■ PROBLEM REQUIREMENTS ■
The entries below should be output exactly as written.

■ DATASET ENTRIES ■
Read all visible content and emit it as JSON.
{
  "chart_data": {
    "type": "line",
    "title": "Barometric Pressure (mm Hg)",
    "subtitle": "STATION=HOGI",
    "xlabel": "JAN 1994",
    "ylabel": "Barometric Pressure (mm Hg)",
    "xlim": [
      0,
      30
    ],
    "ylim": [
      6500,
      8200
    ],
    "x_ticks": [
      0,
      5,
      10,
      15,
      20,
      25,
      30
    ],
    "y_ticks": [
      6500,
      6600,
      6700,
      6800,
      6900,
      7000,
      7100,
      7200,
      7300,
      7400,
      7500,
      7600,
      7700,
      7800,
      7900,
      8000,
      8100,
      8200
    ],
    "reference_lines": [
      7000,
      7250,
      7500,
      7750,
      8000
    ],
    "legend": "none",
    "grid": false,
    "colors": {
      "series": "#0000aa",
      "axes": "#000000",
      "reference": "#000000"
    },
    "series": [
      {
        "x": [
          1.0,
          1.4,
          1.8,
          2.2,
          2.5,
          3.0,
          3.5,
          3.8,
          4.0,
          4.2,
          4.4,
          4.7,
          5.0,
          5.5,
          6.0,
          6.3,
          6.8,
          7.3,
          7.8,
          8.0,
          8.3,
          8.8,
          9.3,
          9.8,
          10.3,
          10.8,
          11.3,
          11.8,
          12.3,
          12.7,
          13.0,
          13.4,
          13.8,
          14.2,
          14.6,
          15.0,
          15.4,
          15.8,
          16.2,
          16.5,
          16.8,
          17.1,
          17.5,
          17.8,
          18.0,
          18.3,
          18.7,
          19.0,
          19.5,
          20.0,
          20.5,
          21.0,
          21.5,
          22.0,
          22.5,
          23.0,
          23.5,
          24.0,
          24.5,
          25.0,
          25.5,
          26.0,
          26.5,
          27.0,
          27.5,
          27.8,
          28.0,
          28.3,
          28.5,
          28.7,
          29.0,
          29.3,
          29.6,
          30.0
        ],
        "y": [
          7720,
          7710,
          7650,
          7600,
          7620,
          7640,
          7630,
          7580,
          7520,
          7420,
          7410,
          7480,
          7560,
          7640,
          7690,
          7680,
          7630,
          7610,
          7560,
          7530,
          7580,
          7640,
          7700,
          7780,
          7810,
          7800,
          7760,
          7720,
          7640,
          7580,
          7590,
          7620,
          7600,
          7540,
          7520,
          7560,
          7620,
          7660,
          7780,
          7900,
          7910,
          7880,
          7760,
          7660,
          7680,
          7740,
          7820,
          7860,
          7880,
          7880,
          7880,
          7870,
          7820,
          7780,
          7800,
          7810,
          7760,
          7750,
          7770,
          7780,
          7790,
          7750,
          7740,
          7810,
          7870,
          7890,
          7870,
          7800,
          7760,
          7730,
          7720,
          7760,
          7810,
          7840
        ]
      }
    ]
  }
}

■ CORRECT ANSWER ■
Read all visible content and emit it as JSON.
{
  "chart_data": {
    "type": "line",
    "title": "Barometric Pressure (mm Hg)",
    "subtitle": "STATION=HOGI",
    "xlabel": "JAN 1994",
    "ylabel": "Barometric Pressure (mm Hg)",
    "xlim": [
      0,
      30
    ],
    "ylim": [
      6500,
      8200
    ],
    "x_ticks": [
      0,
      5,
      10,
      15,
      20,
      25,
      30
    ],
    "y_ticks": [
      6500,
      6600,
      6700,
      6800,
      6900,
      7000,
      7100,
      7200,
      7300,
      7400,
      7500,
      7600,
      7700,
      7800,
      7900,
      8000,
      8100,
      8200
    ],
    "reference_lines": [
      7000,
      7250,
      7500,
      7750,
      8000
    ],
    "legend": "none",
    "grid": false,
    "colors": {
      "series": "#0000aa",
      "axes": "#000000",
      "reference": "#000000"
    },
    "series": [
      {
        "x": [
          1.0,
          1.4,
          1.8,
          2.2,
          2.5,
          3.0,
          3.5,
          3.8,
          4.0,
          4.2,
          4.4,
          4.7,
          5.0,
          5.5,
          6.0,
          6.3,
          6.8,
          7.3,
          7.8,
          8.0,
          8.3,
          8.8,
          9.3,
          9.8,
          10.3,
          10.8,
          11.3,
          11.8,
          12.3,
          12.7,
          13.0,
          13.4,
          13.8,
          14.2,
          14.6,
          15.0,
          15.4,
          15.8,
          16.2,
          16.5,
          16.8,
          17.1,
          17.5,
          17.8,
          18.0,
          18.3,
          18.7,
          19.0,
          19.5,
          20.0,
          20.5,
          21.0,
          21.5,
          22.0,
          22.5,
          23.0,
          23.5,
          24.0,
          24.5,
          25.0,
          25.5,
          26.0,
          26.5,
          27.0,
          27.5,
          27.8,
          28.0,
          28.3,
          28.5,
          28.7,
          29.0,
          29.3,
          29.6,
          30.0
        ],
        "y": [
          7720,
          7710,
          7650,
          7600,
          7620,
          7640,
          7630,
          7580,
          7520,
          7420,
          7410,
          7480,
          7560,
          7640,
          7690,
          7680,
          7630,
          7610,
          7560,
          7530,
          7580,
          7640,
          7700,
          7780,
          7810,
          7800,
          7760,
          7720,
          7640,
          7580,
          7590,
          7620,
          7600,
          7540,
          7520,
          7560,
          7620,
          7660,
          7780,
          7900,
          7910,
          7880,
          7760,
          7660,
          7680,
          7740,
          7820,
          7860,
          7880,
          7880,
          7880,
          7870,
          7820,
          7780,
          7800,
          7810,
          7760,
          7750,
          7770,
          7780,
          7790,
          7750,
          7740,
          7810,
          7870,
          7890,
          7870,
          7800,
          7760,
          7730,
          7720,
          7760,
          7810,
          7840
        ]
      }
    ]
  }
}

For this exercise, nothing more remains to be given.